[Dataset rows about figures]
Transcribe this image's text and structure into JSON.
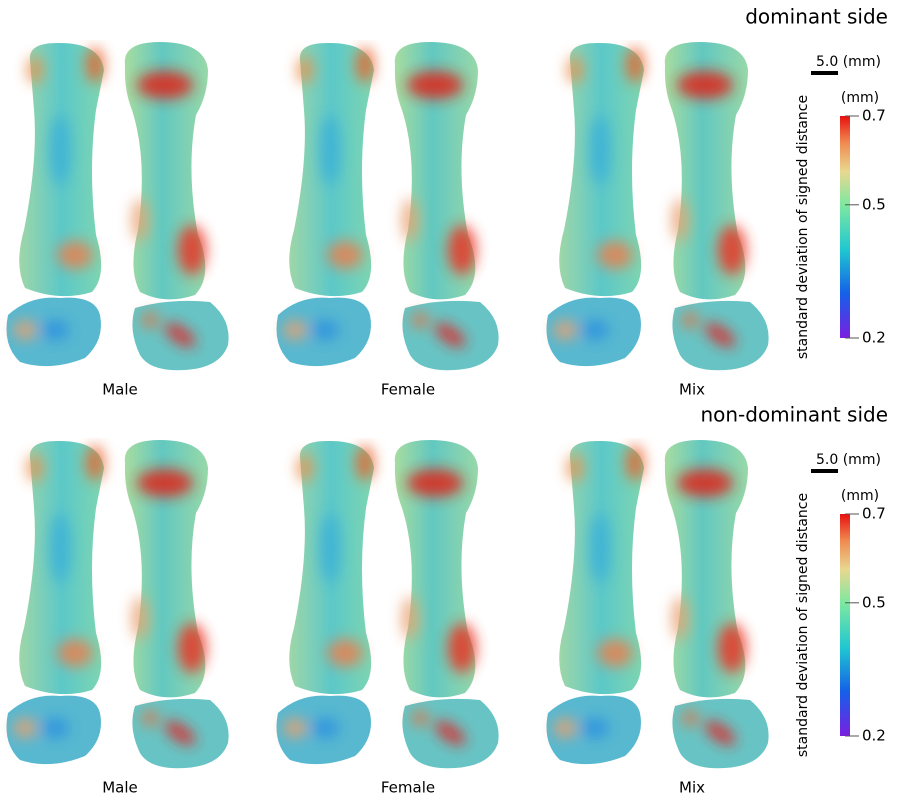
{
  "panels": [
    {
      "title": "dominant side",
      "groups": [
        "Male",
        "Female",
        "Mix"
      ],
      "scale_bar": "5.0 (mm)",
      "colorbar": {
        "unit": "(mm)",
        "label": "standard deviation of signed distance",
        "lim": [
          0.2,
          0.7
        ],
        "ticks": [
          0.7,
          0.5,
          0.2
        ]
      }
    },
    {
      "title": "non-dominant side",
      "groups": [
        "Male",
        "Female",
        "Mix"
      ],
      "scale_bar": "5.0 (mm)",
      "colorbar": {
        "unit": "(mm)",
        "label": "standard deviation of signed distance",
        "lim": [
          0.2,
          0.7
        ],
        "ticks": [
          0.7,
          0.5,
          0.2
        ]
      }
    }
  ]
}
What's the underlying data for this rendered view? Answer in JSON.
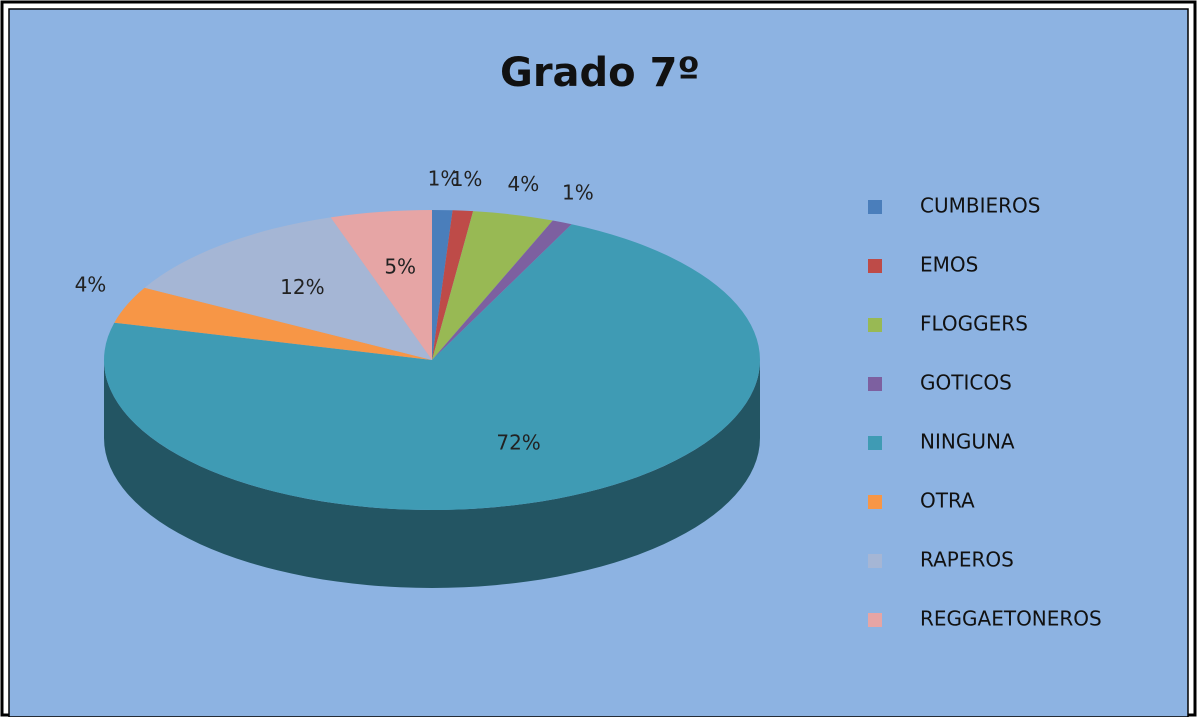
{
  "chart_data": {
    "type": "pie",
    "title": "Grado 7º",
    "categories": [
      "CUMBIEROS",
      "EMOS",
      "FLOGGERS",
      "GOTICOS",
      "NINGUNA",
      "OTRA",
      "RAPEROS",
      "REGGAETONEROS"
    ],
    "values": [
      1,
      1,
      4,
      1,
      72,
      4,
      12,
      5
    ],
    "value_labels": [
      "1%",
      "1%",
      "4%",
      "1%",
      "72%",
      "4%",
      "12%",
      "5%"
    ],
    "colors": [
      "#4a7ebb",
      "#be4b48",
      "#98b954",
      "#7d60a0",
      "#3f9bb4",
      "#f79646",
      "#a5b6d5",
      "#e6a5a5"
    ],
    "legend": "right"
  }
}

## WHAT TO PRODUCE
Leaving out the pictures, repeat the data above exactly.

## OUTPUT OF THE EXERCISE
Transcribe this image's text and structure into JSON.
{
  "panels": [
    {
      "title": "dominant side",
      "groups": [
        "Male",
        "Female",
        "Mix"
      ],
      "scale_bar": "5.0 (mm)",
      "colorbar": {
        "unit": "(mm)",
        "label": "standard deviation of signed distance",
        "lim": [
          0.2,
          0.7
        ],
        "ticks": [
          0.7,
          0.5,
          0.2
        ]
      }
    },
    {
      "title": "non-dominant side",
      "groups": [
        "Male",
        "Female",
        "Mix"
      ],
      "scale_bar": "5.0 (mm)",
      "colorbar": {
        "unit": "(mm)",
        "label": "standard deviation of signed distance",
        "lim": [
          0.2,
          0.7
        ],
        "ticks": [
          0.7,
          0.5,
          0.2
        ]
      }
    }
  ]
}
What's the underlying data for this rendered view? Answer in JSON.
{
  "chart_data": {
    "type": "pie",
    "title": "Grado 7º",
    "categories": [
      "CUMBIEROS",
      "EMOS",
      "FLOGGERS",
      "GOTICOS",
      "NINGUNA",
      "OTRA",
      "RAPEROS",
      "REGGAETONEROS"
    ],
    "values": [
      1,
      1,
      4,
      1,
      72,
      4,
      12,
      5
    ],
    "value_labels": [
      "1%",
      "1%",
      "4%",
      "1%",
      "72%",
      "4%",
      "12%",
      "5%"
    ],
    "colors": [
      "#4a7ebb",
      "#be4b48",
      "#98b954",
      "#7d60a0",
      "#3f9bb4",
      "#f79646",
      "#a5b6d5",
      "#e6a5a5"
    ],
    "legend": "right"
  }
}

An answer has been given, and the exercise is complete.